### Opdracht
Vervang in de passage overal "afstandsonderwijs" door "thuisonderwijs" en geef het deel tussen "Ik moet vooral" en "nauwkeurig te studeren.", beide inbegrepen, opnieuw weer.

### Geciteerde passage
=======

Sneeuw, ijs, het einde van de wereld, en andere kortjes

 


Sneeuw, ijs, vuur en het einde van de wereld
      De epische schaal van de sneeuwval die ons te wachten staat, heeft al enkele aardige metaforen opgeleverd. Er is gesproken over een ‘sneeuwbom’. Nu lees ik dat Vlaanderen morgen ‘in de vuurlinie van de sneeuw komt.’ Ik moet dan denken aan het gedicht van Robert Frost: 

          Some say the world will end in fire,
          Some say in ice.
          From what I’ve tasted of desire
          I hold with those who favor fire.
          But if it had to perish twice,
          I think I know enough of hate
         To say that for destruction ice
          Is also great
          And would suffice.

     Het oude dilemma is opgelost: het wordt ijs én vuur, of toch sneeuw in de vuurlinie, wat bijna even goed is.

Sceptisch aangelegd
     Ik weet niet of mijn scepticisme een kwestie van aanleg is, of een reactie op mijn dogmatisch-communistisch verleden. Maar ’t is ondertussen wel een reflex geworden. Zodra ik het woord ‘omdat’ of ‘want’ of ‘daardoor’ lees, ga ik als een kleine David Hume twijfelen aan het causale verband dat wordt uitgedrukt.
 
     Ik moet vooral opletten om daar niet in te overdrijven. Tijdens de coronacrisis waren er stemmen die gekant waren tegen de sluiting van de scholen en de vervanging van lessen door afstandsonderwijs. Het zou leiden tot maanden leerachterstand, zeiden ze. Ik had een grote hekel aan dat afstandsonderwijs, maar dat het tot zou leiden tot zoveel maanden leerachterstand vond ik moeilijk om te geloven. Nochtans kunnen statistici naar het schijnt vandaag die leerachterstand meten. Alle collega’s waar ik nog contact mee heb, beweren dat hun leerlingen sinds de coronatijd merkelijk minder bereid zijn dan voorheen om hard en nauwkeurig te studeren.

=======

### Gegevens
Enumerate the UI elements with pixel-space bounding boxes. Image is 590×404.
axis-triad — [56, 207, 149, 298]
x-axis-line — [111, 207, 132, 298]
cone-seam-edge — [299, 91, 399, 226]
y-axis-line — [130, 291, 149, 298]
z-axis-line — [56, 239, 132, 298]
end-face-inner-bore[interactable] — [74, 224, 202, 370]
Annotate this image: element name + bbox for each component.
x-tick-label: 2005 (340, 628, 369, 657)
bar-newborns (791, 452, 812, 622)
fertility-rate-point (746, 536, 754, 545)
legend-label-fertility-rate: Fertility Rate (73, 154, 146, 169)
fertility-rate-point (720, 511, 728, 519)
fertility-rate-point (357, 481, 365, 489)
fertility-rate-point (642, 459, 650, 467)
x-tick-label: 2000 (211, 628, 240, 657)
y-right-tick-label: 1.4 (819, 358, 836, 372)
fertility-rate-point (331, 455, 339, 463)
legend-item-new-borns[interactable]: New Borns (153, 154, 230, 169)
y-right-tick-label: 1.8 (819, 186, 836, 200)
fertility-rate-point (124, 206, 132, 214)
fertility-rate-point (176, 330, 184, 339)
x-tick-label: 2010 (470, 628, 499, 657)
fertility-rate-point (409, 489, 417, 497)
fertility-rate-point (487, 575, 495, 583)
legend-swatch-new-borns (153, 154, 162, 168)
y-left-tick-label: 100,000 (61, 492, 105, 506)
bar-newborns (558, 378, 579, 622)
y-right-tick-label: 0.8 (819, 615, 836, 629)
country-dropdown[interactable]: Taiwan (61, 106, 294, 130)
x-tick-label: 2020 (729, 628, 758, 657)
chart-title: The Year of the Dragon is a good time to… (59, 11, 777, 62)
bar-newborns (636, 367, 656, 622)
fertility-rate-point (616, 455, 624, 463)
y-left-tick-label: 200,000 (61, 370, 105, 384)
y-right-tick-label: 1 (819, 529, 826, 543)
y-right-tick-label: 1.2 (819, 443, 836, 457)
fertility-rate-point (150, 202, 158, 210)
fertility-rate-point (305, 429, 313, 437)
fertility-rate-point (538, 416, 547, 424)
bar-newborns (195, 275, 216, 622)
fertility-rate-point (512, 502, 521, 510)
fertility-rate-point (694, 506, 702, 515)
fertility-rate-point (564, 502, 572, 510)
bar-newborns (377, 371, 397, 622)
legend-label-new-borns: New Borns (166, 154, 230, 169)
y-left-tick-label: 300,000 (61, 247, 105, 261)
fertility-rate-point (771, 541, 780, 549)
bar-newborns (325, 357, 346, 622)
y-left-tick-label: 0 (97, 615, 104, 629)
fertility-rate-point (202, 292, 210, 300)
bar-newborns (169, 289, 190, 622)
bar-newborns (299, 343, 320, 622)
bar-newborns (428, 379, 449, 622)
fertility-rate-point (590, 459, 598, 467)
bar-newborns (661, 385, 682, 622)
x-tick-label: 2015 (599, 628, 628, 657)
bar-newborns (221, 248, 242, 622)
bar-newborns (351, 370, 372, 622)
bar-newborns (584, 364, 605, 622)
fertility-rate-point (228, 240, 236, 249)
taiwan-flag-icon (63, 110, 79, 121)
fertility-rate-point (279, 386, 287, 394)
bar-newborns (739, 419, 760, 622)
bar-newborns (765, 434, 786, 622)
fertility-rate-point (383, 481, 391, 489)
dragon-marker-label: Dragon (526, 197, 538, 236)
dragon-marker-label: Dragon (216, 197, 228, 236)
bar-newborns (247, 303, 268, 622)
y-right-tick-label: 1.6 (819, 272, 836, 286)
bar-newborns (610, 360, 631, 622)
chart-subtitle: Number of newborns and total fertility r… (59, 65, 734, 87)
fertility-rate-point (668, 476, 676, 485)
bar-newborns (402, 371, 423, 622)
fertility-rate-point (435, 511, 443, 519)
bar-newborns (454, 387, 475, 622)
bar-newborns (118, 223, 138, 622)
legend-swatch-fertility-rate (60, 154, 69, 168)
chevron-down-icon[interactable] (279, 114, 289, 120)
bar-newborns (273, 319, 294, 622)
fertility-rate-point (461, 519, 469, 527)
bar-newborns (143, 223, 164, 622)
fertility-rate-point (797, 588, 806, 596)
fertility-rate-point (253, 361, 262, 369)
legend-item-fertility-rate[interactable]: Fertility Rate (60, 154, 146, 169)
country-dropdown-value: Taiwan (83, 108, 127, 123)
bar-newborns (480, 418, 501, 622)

=======

### Antwoord
Ik moet vooral opletten om daar niet in te overdrijven. Tijdens de coronacrisis waren er stemmen die gekant waren tegen de sluiting van de scholen en de vervanging van lessen door thuisonderwijs. Het zou leiden tot maanden leerachterstand, zeiden ze. Ik had een grote hekel aan dat thuisonderwijs, maar dat het tot zou leiden tot zoveel maanden leerachterstand vond ik moeilijk om te geloven. Nochtans kunnen statistici naar het schijnt vandaag die leerachterstand meten. Alle collega’s waar ik nog contact mee heb, beweren dat hun leerlingen sinds de coronatijd merkelijk minder bereid zijn dan voorheen om hard en nauwkeurig te studeren.